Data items
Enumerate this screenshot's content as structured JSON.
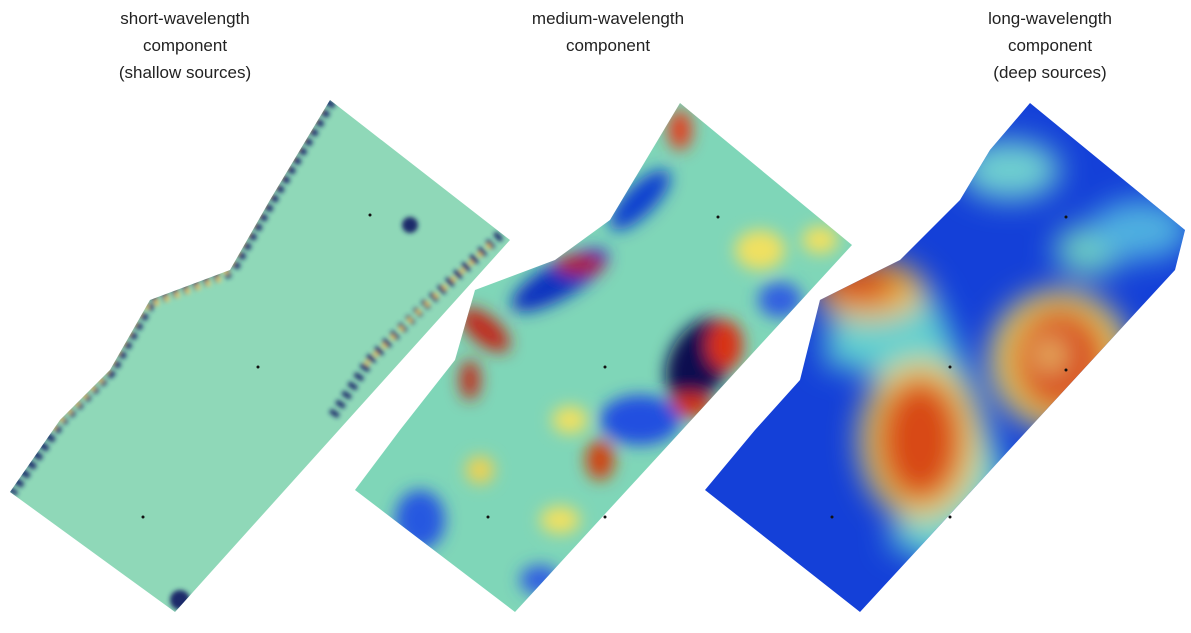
{
  "panels": [
    {
      "title_lines": [
        "short-wavelength",
        "component",
        "(shallow sources)"
      ]
    },
    {
      "title_lines": [
        "medium-wavelength",
        "component"
      ]
    },
    {
      "title_lines": [
        "long-wavelength",
        "component",
        "(deep sources)"
      ]
    }
  ]
}
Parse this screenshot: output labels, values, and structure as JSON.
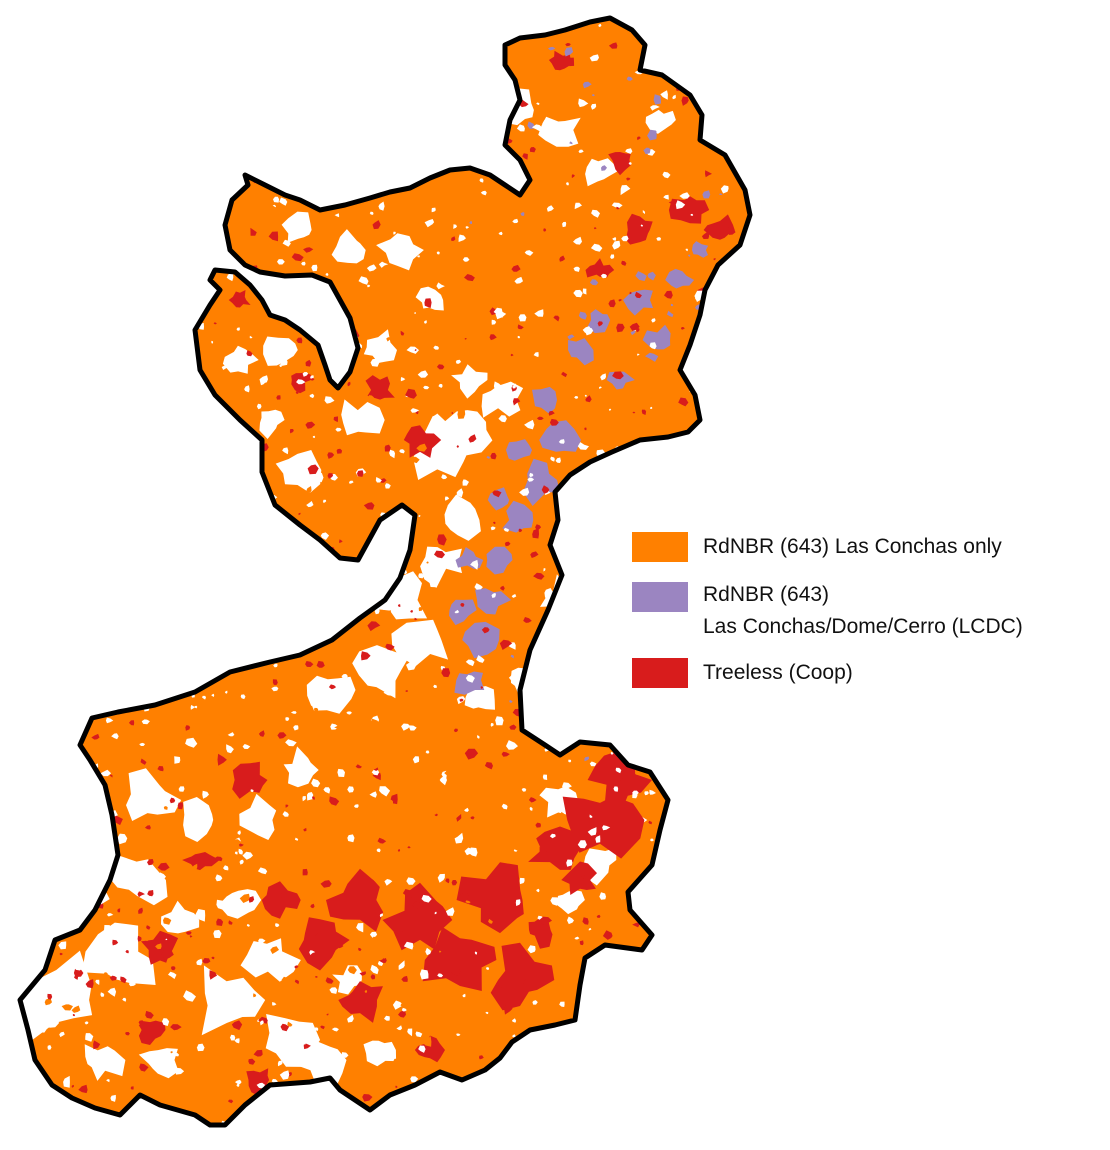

> **GOAL**
Repeat the data above exactly, but not the pictures.

> **FULL OUTPUT**
Enumerate this screenshot's content as structured JSON.
{
  "panels": [
    {
      "title_lines": [
        "short-wavelength",
        "component",
        "(shallow sources)"
      ]
    },
    {
      "title_lines": [
        "medium-wavelength",
        "component"
      ]
    },
    {
      "title_lines": [
        "long-wavelength",
        "component",
        "(deep sources)"
      ]
    }
  ]
}
Parse this screenshot: output labels, values, and structure as JSON.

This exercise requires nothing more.